SHORT TASK:
Check every line below for the word "Please" and copy each one that has it.

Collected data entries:
- - - - - - -

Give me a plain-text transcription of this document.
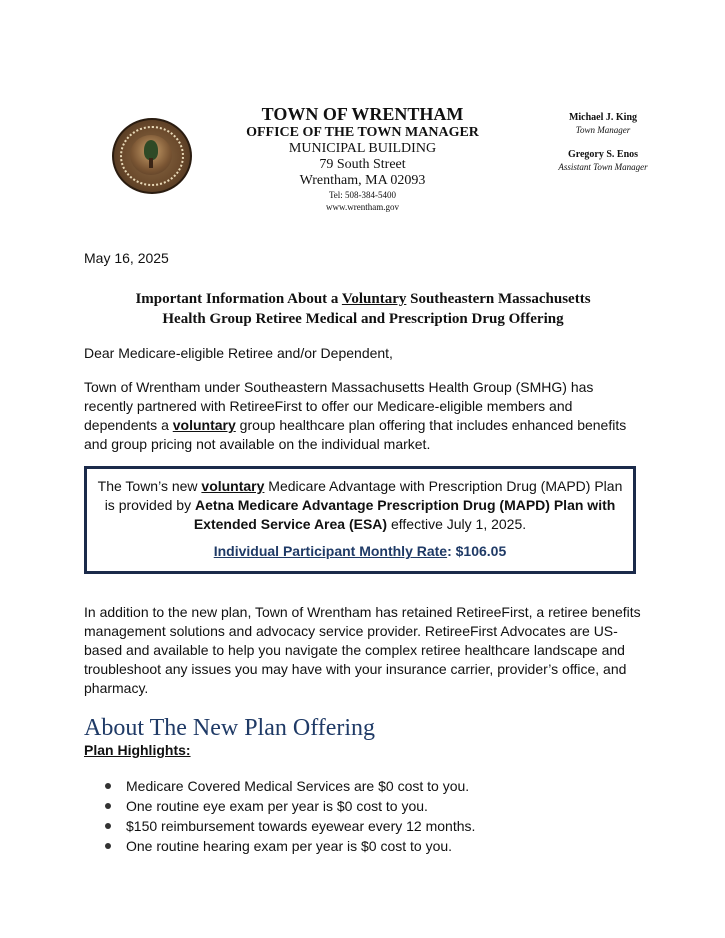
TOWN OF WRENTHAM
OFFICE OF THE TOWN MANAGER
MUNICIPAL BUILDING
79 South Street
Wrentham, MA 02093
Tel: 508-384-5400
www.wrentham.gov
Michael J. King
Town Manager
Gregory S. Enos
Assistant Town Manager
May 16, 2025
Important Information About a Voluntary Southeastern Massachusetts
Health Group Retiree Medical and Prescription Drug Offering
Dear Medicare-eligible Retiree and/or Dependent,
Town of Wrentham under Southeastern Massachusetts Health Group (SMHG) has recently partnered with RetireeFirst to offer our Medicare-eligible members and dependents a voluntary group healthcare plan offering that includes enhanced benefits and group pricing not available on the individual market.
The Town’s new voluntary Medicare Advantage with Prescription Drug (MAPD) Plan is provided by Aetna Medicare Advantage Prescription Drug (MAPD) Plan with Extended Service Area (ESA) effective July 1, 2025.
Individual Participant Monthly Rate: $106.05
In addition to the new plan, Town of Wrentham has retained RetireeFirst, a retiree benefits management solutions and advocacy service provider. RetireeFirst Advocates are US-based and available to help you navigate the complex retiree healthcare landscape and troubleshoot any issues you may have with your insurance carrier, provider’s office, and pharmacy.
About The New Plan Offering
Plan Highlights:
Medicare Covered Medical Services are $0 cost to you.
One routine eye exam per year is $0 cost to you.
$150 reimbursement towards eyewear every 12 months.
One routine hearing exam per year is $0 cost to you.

- - - - - - -

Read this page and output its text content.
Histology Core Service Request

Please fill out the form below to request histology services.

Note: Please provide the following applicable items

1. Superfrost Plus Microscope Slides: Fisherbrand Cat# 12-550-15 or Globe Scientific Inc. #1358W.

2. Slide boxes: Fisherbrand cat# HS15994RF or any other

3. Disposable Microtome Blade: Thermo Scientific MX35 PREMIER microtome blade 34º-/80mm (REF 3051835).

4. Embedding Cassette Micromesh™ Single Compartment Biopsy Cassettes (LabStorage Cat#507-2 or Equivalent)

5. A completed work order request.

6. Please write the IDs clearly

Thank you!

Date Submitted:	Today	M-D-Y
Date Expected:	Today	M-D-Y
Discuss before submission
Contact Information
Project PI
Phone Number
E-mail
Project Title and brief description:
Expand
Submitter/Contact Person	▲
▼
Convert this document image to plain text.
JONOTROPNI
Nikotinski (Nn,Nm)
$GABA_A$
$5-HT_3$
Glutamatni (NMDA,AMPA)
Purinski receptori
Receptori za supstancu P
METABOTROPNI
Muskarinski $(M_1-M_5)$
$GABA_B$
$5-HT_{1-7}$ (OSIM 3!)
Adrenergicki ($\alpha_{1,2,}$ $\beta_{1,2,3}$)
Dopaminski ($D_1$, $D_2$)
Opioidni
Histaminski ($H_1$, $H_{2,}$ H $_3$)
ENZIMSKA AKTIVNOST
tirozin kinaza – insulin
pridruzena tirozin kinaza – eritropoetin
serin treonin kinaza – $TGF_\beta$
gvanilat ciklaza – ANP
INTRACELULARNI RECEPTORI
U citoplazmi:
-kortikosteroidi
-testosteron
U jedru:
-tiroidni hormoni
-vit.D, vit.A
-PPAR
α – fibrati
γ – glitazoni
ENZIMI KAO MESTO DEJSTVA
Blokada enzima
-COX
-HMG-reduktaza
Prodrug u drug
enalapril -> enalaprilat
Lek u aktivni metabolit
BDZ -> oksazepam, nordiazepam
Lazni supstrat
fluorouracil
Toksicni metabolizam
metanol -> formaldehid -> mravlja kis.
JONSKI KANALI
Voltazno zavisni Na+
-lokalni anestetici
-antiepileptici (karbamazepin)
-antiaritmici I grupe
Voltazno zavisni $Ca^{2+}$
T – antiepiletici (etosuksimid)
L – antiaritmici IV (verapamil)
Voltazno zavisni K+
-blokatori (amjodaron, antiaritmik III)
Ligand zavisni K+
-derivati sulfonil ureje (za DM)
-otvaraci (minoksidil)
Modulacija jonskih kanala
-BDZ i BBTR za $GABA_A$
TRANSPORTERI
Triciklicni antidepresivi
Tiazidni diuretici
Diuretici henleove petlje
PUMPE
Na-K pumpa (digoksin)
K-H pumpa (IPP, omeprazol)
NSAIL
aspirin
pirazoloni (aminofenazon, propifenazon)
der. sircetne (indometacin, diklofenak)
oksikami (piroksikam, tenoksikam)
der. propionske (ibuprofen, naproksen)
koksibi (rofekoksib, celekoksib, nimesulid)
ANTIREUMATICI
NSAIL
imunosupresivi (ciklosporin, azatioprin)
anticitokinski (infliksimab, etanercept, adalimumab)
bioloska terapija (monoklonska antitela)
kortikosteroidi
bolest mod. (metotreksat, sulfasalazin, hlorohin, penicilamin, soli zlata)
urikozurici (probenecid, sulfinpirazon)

- - - - - - -

FULL SOLUTION:
Please fill out the form below to request histology services.
Note: Please provide the following applicable items
6. Please write the IDs clearly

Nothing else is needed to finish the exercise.